▶ **MATERIAL**

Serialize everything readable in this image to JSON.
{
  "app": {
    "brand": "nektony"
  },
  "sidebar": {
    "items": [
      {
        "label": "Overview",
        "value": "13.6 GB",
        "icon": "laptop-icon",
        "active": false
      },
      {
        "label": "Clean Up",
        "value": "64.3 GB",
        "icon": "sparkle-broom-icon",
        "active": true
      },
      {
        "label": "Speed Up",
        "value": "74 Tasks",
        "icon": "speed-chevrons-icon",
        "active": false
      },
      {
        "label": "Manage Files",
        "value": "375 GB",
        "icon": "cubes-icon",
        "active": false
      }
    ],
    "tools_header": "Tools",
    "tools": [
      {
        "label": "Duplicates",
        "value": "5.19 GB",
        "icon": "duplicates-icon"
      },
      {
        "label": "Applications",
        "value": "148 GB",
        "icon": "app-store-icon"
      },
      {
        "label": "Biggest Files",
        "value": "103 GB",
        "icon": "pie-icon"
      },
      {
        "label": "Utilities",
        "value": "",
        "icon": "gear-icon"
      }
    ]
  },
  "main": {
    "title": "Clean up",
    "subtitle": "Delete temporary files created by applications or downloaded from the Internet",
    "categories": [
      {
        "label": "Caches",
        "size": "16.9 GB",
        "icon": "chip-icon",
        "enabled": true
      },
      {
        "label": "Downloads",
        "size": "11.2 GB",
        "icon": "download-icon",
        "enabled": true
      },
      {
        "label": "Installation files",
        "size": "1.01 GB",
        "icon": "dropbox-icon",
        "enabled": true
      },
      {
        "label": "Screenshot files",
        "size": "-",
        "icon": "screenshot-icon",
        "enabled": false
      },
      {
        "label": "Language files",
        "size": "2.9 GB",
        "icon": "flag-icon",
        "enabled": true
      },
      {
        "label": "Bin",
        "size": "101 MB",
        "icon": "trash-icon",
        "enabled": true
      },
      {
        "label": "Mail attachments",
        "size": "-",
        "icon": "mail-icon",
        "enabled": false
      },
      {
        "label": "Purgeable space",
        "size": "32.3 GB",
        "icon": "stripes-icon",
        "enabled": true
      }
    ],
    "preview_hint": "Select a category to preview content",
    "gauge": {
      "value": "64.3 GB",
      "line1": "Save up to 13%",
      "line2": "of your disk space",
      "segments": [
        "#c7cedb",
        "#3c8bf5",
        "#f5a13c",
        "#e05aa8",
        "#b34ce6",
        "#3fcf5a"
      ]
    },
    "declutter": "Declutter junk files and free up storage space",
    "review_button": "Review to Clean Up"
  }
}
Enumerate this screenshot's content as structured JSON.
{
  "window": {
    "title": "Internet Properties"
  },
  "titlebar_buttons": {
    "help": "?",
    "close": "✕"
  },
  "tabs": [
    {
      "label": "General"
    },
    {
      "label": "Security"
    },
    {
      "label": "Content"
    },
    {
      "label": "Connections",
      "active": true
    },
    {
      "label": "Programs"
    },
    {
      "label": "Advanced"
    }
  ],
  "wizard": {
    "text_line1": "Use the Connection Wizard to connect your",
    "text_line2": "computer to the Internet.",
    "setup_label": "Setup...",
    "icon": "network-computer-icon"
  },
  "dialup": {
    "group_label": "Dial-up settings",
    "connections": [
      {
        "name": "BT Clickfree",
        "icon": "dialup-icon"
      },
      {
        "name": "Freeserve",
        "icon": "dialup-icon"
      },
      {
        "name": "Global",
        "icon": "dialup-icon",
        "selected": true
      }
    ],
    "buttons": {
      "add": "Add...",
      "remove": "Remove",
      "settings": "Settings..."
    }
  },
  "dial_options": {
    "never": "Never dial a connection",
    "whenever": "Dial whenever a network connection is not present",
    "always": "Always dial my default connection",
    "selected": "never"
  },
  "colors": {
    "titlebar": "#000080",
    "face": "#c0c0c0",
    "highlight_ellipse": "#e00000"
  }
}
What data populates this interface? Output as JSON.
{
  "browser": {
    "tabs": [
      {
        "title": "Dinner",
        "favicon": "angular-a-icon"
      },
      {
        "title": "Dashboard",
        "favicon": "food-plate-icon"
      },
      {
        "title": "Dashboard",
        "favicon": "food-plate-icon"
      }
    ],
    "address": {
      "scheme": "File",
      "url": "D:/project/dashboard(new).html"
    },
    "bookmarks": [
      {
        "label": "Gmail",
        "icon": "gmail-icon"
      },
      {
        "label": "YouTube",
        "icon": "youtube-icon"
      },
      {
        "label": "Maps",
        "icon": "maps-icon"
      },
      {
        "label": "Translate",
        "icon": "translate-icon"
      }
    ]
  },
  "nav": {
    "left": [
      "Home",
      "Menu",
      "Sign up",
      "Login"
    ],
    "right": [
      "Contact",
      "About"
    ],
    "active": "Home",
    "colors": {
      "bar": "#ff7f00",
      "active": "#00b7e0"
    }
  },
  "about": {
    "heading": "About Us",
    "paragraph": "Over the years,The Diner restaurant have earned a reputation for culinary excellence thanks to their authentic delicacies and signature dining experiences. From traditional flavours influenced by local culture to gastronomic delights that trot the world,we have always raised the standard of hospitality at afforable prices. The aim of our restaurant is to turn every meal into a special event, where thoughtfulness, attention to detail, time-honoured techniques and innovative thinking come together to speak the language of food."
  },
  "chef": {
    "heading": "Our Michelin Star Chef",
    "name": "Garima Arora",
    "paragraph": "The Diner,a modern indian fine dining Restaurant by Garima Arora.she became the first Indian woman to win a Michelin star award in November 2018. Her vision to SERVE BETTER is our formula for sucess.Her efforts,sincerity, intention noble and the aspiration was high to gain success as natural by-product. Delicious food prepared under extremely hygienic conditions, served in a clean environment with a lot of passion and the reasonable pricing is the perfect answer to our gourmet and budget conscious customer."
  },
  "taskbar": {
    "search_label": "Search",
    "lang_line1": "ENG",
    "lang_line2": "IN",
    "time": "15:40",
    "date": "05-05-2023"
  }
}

---

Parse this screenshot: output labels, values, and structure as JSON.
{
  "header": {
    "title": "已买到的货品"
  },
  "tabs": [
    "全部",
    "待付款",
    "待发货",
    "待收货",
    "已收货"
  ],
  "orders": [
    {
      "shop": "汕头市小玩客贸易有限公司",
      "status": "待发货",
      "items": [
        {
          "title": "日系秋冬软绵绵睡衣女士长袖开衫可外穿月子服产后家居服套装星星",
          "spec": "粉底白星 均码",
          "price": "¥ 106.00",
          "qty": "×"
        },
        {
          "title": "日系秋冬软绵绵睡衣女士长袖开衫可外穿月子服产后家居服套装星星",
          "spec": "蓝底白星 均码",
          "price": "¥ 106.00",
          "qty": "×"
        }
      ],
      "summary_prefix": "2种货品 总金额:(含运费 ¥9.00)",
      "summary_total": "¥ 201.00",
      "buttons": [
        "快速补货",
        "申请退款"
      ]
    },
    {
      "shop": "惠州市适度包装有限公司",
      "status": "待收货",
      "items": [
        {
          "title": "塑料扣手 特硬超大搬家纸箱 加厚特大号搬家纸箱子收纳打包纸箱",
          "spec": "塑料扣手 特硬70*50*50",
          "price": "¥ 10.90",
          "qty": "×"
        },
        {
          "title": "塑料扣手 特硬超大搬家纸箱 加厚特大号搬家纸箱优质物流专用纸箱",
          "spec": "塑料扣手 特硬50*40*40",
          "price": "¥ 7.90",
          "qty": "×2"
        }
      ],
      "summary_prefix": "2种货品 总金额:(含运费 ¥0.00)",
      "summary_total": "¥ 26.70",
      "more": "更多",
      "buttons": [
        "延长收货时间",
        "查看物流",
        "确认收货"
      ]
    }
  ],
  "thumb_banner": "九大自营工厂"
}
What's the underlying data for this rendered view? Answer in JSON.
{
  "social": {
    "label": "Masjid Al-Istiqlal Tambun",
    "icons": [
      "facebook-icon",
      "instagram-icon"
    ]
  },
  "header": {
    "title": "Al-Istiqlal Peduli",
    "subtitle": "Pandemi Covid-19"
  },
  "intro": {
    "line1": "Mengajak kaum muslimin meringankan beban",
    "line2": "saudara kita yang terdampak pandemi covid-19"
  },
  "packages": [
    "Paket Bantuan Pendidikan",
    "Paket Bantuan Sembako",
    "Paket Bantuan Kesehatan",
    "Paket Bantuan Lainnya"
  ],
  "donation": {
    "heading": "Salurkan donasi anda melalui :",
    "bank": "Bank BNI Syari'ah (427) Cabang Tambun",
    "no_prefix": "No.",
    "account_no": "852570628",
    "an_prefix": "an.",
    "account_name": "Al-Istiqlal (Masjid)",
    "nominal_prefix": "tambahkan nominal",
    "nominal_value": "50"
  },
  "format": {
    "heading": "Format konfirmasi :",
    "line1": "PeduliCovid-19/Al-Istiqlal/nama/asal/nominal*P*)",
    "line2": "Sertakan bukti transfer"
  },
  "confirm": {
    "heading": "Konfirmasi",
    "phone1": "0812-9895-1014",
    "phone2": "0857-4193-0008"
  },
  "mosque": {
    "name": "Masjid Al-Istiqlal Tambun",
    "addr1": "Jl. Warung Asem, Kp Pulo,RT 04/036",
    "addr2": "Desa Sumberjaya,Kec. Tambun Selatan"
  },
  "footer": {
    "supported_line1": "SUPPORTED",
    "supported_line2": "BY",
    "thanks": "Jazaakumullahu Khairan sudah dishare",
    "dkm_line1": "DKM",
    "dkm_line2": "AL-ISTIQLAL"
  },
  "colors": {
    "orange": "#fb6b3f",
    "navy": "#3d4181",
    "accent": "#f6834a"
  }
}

* * *

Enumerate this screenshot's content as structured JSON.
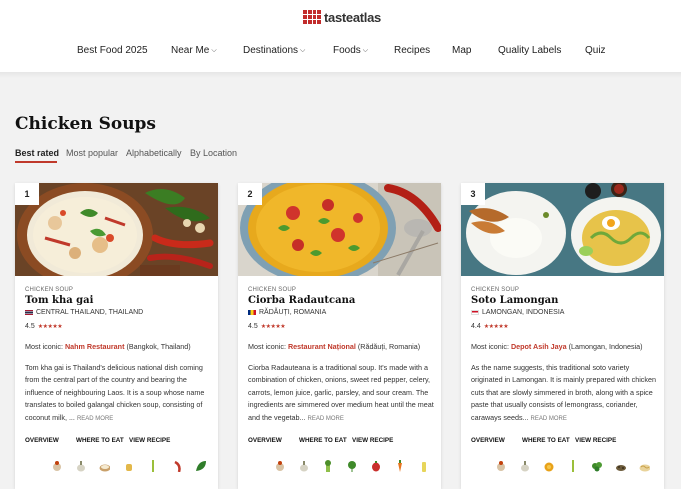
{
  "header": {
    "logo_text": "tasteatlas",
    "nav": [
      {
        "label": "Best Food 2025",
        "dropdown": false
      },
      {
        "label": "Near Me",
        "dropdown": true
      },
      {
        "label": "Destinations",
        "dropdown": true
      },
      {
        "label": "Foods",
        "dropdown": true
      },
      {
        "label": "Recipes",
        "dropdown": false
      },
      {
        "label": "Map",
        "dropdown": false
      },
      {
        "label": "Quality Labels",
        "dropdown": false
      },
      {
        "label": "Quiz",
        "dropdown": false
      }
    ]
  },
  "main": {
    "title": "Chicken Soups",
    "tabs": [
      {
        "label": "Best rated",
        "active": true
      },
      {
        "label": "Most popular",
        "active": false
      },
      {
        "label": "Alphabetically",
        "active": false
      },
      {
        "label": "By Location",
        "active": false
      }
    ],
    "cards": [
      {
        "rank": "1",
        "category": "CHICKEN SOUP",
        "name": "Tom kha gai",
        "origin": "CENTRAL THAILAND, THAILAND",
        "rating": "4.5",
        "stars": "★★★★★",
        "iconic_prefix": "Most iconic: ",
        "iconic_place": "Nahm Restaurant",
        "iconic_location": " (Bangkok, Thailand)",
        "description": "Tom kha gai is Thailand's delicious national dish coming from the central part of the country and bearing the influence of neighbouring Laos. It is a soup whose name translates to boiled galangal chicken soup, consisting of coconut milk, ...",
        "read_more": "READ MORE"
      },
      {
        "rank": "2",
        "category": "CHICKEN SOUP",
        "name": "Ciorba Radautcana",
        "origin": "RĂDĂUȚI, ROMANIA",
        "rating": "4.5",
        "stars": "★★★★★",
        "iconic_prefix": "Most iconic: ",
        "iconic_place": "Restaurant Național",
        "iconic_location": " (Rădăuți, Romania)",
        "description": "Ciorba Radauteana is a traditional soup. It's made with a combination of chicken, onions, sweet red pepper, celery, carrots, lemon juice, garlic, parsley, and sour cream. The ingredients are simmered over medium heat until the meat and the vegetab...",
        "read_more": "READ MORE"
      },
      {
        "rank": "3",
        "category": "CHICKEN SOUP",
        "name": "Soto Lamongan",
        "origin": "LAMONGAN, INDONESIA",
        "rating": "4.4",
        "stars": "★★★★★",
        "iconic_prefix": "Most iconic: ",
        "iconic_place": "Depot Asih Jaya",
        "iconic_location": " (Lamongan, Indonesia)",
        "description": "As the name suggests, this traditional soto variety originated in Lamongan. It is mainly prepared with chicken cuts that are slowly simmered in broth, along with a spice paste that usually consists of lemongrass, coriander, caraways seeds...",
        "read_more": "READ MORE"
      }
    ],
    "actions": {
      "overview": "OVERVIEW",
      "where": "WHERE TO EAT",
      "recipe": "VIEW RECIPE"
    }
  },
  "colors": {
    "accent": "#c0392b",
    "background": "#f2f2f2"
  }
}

▶ **TASK GOAL**
Which lines of the data include "What"? Copy each of them.

▶ **SOLUTION FOR THIS TASK**
What data populates this interface? Output as JSON.
What's the underlying data for this rendered view? Answer in JSON.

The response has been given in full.